◆ **What you have to do**
Restate the listing that follows word for word, without its pictures.

◆ **Exercise inputs**
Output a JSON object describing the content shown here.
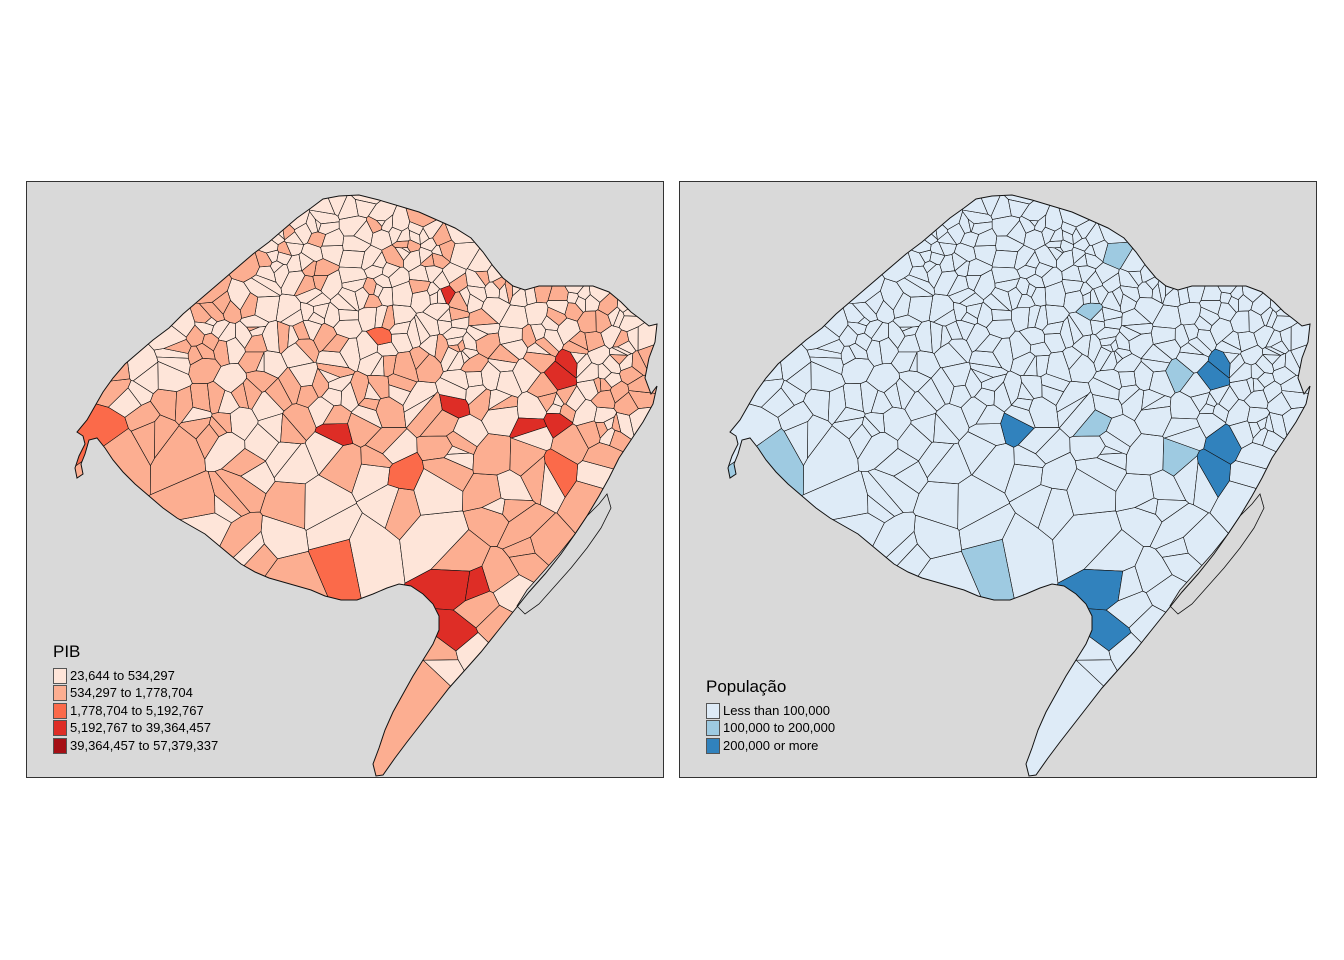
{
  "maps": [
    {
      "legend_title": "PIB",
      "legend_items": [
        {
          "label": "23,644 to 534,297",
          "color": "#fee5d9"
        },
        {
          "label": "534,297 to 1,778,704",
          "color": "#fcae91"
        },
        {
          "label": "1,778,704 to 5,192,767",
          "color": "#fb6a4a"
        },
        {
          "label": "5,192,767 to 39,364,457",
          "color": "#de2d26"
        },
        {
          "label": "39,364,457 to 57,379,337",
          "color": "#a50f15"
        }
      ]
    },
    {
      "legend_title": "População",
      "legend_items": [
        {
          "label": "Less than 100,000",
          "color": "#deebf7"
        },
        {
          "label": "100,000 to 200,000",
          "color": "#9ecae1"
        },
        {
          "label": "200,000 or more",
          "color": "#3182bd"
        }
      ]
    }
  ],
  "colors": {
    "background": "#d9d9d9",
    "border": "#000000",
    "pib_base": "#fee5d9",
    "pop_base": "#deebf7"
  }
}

◆ **Response**
Output a JSON object describing the content shown here.
{
  "maps": [
    {
      "legend_title": "PIB",
      "legend_items": [
        {
          "label": "23,644 to 534,297",
          "color": "#fee5d9"
        },
        {
          "label": "534,297 to 1,778,704",
          "color": "#fcae91"
        },
        {
          "label": "1,778,704 to 5,192,767",
          "color": "#fb6a4a"
        },
        {
          "label": "5,192,767 to 39,364,457",
          "color": "#de2d26"
        },
        {
          "label": "39,364,457 to 57,379,337",
          "color": "#a50f15"
        }
      ]
    },
    {
      "legend_title": "População",
      "legend_items": [
        {
          "label": "Less than 100,000",
          "color": "#deebf7"
        },
        {
          "label": "100,000 to 200,000",
          "color": "#9ecae1"
        },
        {
          "label": "200,000 or more",
          "color": "#3182bd"
        }
      ]
    }
  ],
  "colors": {
    "background": "#d9d9d9",
    "border": "#000000",
    "pib_base": "#fee5d9",
    "pop_base": "#deebf7"
  }
}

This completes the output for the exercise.